* _GIVEN RECORDS_

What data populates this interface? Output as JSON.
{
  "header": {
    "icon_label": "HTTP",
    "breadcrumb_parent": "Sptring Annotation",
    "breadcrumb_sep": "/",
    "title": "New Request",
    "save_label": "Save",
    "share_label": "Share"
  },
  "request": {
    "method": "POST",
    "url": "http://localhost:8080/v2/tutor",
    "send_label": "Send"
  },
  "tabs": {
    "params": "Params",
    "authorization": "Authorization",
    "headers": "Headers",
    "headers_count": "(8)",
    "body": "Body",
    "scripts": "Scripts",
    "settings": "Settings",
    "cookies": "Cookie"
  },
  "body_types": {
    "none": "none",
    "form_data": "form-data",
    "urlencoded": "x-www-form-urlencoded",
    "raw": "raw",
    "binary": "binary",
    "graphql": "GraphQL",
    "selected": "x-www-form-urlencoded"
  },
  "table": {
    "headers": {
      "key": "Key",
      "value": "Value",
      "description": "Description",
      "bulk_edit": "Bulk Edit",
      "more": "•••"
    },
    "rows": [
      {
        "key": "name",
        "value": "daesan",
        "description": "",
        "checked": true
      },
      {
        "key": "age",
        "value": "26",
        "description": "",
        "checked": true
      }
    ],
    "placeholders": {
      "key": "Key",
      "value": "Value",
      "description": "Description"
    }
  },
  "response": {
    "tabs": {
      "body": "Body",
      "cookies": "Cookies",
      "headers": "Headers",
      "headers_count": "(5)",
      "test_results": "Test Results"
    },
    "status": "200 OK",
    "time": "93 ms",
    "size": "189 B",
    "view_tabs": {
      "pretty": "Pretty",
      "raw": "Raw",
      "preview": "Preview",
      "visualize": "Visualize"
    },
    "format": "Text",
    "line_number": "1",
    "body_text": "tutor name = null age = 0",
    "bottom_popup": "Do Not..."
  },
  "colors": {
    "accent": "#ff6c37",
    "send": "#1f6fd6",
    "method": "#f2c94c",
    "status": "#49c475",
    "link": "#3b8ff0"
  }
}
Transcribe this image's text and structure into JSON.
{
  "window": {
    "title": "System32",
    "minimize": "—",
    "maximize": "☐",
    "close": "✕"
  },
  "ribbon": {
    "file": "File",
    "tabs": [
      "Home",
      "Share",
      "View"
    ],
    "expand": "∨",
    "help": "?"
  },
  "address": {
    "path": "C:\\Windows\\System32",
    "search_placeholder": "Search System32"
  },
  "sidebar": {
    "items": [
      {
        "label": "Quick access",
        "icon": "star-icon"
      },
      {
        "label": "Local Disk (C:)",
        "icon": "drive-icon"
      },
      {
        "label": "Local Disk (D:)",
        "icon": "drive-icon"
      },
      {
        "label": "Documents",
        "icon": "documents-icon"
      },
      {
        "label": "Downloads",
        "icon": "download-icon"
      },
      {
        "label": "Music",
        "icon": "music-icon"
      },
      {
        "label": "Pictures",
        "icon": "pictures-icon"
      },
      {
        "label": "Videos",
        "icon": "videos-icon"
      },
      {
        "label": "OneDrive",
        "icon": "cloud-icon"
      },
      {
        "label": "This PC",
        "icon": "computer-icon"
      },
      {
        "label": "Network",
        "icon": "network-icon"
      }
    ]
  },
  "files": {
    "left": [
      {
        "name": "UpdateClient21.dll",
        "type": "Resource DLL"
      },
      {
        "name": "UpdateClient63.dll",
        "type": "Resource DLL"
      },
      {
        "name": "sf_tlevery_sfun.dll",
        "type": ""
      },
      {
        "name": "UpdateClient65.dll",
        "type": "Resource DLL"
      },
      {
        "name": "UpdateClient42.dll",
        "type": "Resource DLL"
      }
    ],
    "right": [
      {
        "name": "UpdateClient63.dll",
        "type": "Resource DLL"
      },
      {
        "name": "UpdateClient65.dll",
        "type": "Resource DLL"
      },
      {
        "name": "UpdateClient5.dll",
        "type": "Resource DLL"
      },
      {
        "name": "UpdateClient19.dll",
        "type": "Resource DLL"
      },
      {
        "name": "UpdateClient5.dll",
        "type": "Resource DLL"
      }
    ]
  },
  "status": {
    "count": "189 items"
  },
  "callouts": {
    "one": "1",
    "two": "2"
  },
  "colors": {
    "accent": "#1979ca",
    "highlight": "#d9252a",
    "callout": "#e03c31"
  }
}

* _EXERCISE REQUIREMENTS_
Copy out each record from above, exactly.

* _WRITTEN RESPONSE_
What data populates this interface? Output as JSON.
{
  "header": {
    "icon_label": "HTTP",
    "breadcrumb_parent": "Sptring Annotation",
    "breadcrumb_sep": "/",
    "title": "New Request",
    "save_label": "Save",
    "share_label": "Share"
  },
  "request": {
    "method": "POST",
    "url": "http://localhost:8080/v2/tutor",
    "send_label": "Send"
  },
  "tabs": {
    "params": "Params",
    "authorization": "Authorization",
    "headers": "Headers",
    "headers_count": "(8)",
    "body": "Body",
    "scripts": "Scripts",
    "settings": "Settings",
    "cookies": "Cookie"
  },
  "body_types": {
    "none": "none",
    "form_data": "form-data",
    "urlencoded": "x-www-form-urlencoded",
    "raw": "raw",
    "binary": "binary",
    "graphql": "GraphQL",
    "selected": "x-www-form-urlencoded"
  },
  "table": {
    "headers": {
      "key": "Key",
      "value": "Value",
      "description": "Description",
      "bulk_edit": "Bulk Edit",
      "more": "•••"
    },
    "rows": [
      {
        "key": "name",
        "value": "daesan",
        "description": "",
        "checked": true
      },
      {
        "key": "age",
        "value": "26",
        "description": "",
        "checked": true
      }
    ],
    "placeholders": {
      "key": "Key",
      "value": "Value",
      "description": "Description"
    }
  },
  "response": {
    "tabs": {
      "body": "Body",
      "cookies": "Cookies",
      "headers": "Headers",
      "headers_count": "(5)",
      "test_results": "Test Results"
    },
    "status": "200 OK",
    "time": "93 ms",
    "size": "189 B",
    "view_tabs": {
      "pretty": "Pretty",
      "raw": "Raw",
      "preview": "Preview",
      "visualize": "Visualize"
    },
    "format": "Text",
    "line_number": "1",
    "body_text": "tutor name = null age = 0",
    "bottom_popup": "Do Not..."
  },
  "colors": {
    "accent": "#ff6c37",
    "send": "#1f6fd6",
    "method": "#f2c94c",
    "status": "#49c475",
    "link": "#3b8ff0"
  }
}
Transcribe this image's text and structure into JSON.
{
  "window": {
    "title": "System32",
    "minimize": "—",
    "maximize": "☐",
    "close": "✕"
  },
  "ribbon": {
    "file": "File",
    "tabs": [
      "Home",
      "Share",
      "View"
    ],
    "expand": "∨",
    "help": "?"
  },
  "address": {
    "path": "C:\\Windows\\System32",
    "search_placeholder": "Search System32"
  },
  "sidebar": {
    "items": [
      {
        "label": "Quick access",
        "icon": "star-icon"
      },
      {
        "label": "Local Disk (C:)",
        "icon": "drive-icon"
      },
      {
        "label": "Local Disk (D:)",
        "icon": "drive-icon"
      },
      {
        "label": "Documents",
        "icon": "documents-icon"
      },
      {
        "label": "Downloads",
        "icon": "download-icon"
      },
      {
        "label": "Music",
        "icon": "music-icon"
      },
      {
        "label": "Pictures",
        "icon": "pictures-icon"
      },
      {
        "label": "Videos",
        "icon": "videos-icon"
      },
      {
        "label": "OneDrive",
        "icon": "cloud-icon"
      },
      {
        "label": "This PC",
        "icon": "computer-icon"
      },
      {
        "label": "Network",
        "icon": "network-icon"
      }
    ]
  },
  "files": {
    "left": [
      {
        "name": "UpdateClient21.dll",
        "type": "Resource DLL"
      },
      {
        "name": "UpdateClient63.dll",
        "type": "Resource DLL"
      },
      {
        "name": "sf_tlevery_sfun.dll",
        "type": ""
      },
      {
        "name": "UpdateClient65.dll",
        "type": "Resource DLL"
      },
      {
        "name": "UpdateClient42.dll",
        "type": "Resource DLL"
      }
    ],
    "right": [
      {
        "name": "UpdateClient63.dll",
        "type": "Resource DLL"
      },
      {
        "name": "UpdateClient65.dll",
        "type": "Resource DLL"
      },
      {
        "name": "UpdateClient5.dll",
        "type": "Resource DLL"
      },
      {
        "name": "UpdateClient19.dll",
        "type": "Resource DLL"
      },
      {
        "name": "UpdateClient5.dll",
        "type": "Resource DLL"
      }
    ]
  },
  "status": {
    "count": "189 items"
  },
  "callouts": {
    "one": "1",
    "two": "2"
  },
  "colors": {
    "accent": "#1979ca",
    "highlight": "#d9252a",
    "callout": "#e03c31"
  }
}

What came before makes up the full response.